## Goal
Restate the entries word for word, omitting nothing.

(Records excerpted from a collection)

Start

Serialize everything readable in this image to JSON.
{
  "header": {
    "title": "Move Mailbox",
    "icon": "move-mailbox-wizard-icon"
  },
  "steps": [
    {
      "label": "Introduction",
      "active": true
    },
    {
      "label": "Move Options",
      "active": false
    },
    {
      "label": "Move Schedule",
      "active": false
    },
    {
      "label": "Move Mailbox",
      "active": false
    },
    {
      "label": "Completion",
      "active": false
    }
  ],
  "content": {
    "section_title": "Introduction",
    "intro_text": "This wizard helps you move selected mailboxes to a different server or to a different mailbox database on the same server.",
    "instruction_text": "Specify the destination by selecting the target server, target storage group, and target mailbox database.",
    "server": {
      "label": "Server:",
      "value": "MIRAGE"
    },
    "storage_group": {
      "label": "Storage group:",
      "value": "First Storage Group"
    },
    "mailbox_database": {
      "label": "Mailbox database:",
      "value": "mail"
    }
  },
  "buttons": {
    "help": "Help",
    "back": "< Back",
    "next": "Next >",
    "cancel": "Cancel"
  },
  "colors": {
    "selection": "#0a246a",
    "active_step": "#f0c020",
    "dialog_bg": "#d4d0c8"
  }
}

End

## Exercise answer
Serialize everything readable in this image to JSON.
{
  "header": {
    "title": "Move Mailbox",
    "icon": "move-mailbox-wizard-icon"
  },
  "steps": [
    {
      "label": "Introduction",
      "active": true
    },
    {
      "label": "Move Options",
      "active": false
    },
    {
      "label": "Move Schedule",
      "active": false
    },
    {
      "label": "Move Mailbox",
      "active": false
    },
    {
      "label": "Completion",
      "active": false
    }
  ],
  "content": {
    "section_title": "Introduction",
    "intro_text": "This wizard helps you move selected mailboxes to a different server or to a different mailbox database on the same server.",
    "instruction_text": "Specify the destination by selecting the target server, target storage group, and target mailbox database.",
    "server": {
      "label": "Server:",
      "value": "MIRAGE"
    },
    "storage_group": {
      "label": "Storage group:",
      "value": "First Storage Group"
    },
    "mailbox_database": {
      "label": "Mailbox database:",
      "value": "mail"
    }
  },
  "buttons": {
    "help": "Help",
    "back": "< Back",
    "next": "Next >",
    "cancel": "Cancel"
  },
  "colors": {
    "selection": "#0a246a",
    "active_step": "#f0c020",
    "dialog_bg": "#d4d0c8"
  }
}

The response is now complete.